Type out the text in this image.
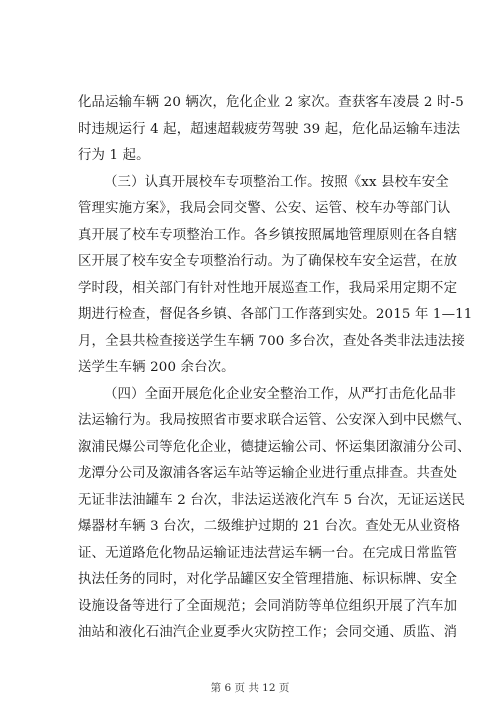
化品运输车辆 20 辆次，危化企业 2 家次。查获客车凌晨 2 时-5
时违规运行 4 起，超速超载疲劳驾驶 39 起，危化品运输车违法
行为 1 起。
（三）认真开展校车专项整治工作。按照《xx 县校车安全
管理实施方案》，我局会同交警、公安、运管、校车办等部门认
真开展了校车专项整治工作。各乡镇按照属地管理原则在各自辖
区开展了校车安全专项整治行动。为了确保校车安全运营，在放
学时段，相关部门有针对性地开展巡查工作，我局采用定期不定
期进行检查，督促各乡镇、各部门工作落到实处。2015 年 1—11
月，全县共检查接送学生车辆 700 多台次，查处各类非法违法接
送学生车辆 200 余台次。
（四）全面开展危化企业安全整治工作，从严打击危化品非
法运输行为。我局按照省市要求联合运管、公安深入到中民燃气、
溆浦民爆公司等危化企业，德捷运输公司、怀运集团溆浦分公司、
龙潭分公司及溆浦各客运车站等运输企业进行重点排查。共查处
无证非法油罐车 2 台次，非法运送液化汽车 5 台次，无证运送民
爆器材车辆 3 台次，二级维护过期的 21 台次。查处无从业资格
证、无道路危化物品运输证违法营运车辆一台。在完成日常监管
执法任务的同时，对化学品罐区安全管理措施、标识标牌、安全
设施设备等进行了全面规范；会同消防等单位组织开展了汽车加
油站和液化石油汽企业夏季火灾防控工作；会同交通、质监、消
第 6 页 共 12 页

Instructions for the task:
Every record above should be written out again without change, except that the pictures are left out.

Exercise solution:
Type out the text in this image.
化品运输车辆 20 辆次，危化企业 2 家次。查获客车凌晨 2 时-5
时违规运行 4 起，超速超载疲劳驾驶 39 起，危化品运输车违法
行为 1 起。
（三）认真开展校车专项整治工作。按照《xx 县校车安全
管理实施方案》，我局会同交警、公安、运管、校车办等部门认
真开展了校车专项整治工作。各乡镇按照属地管理原则在各自辖
区开展了校车安全专项整治行动。为了确保校车安全运营，在放
学时段，相关部门有针对性地开展巡查工作，我局采用定期不定
期进行检查，督促各乡镇、各部门工作落到实处。2015 年 1—11
月，全县共检查接送学生车辆 700 多台次，查处各类非法违法接
送学生车辆 200 余台次。
（四）全面开展危化企业安全整治工作，从严打击危化品非
法运输行为。我局按照省市要求联合运管、公安深入到中民燃气、
溆浦民爆公司等危化企业，德捷运输公司、怀运集团溆浦分公司、
龙潭分公司及溆浦各客运车站等运输企业进行重点排查。共查处
无证非法油罐车 2 台次，非法运送液化汽车 5 台次，无证运送民
爆器材车辆 3 台次，二级维护过期的 21 台次。查处无从业资格
证、无道路危化物品运输证违法营运车辆一台。在完成日常监管
执法任务的同时，对化学品罐区安全管理措施、标识标牌、安全
设施设备等进行了全面规范；会同消防等单位组织开展了汽车加
油站和液化石油汽企业夏季火灾防控工作；会同交通、质监、消
第 6 页 共 12 页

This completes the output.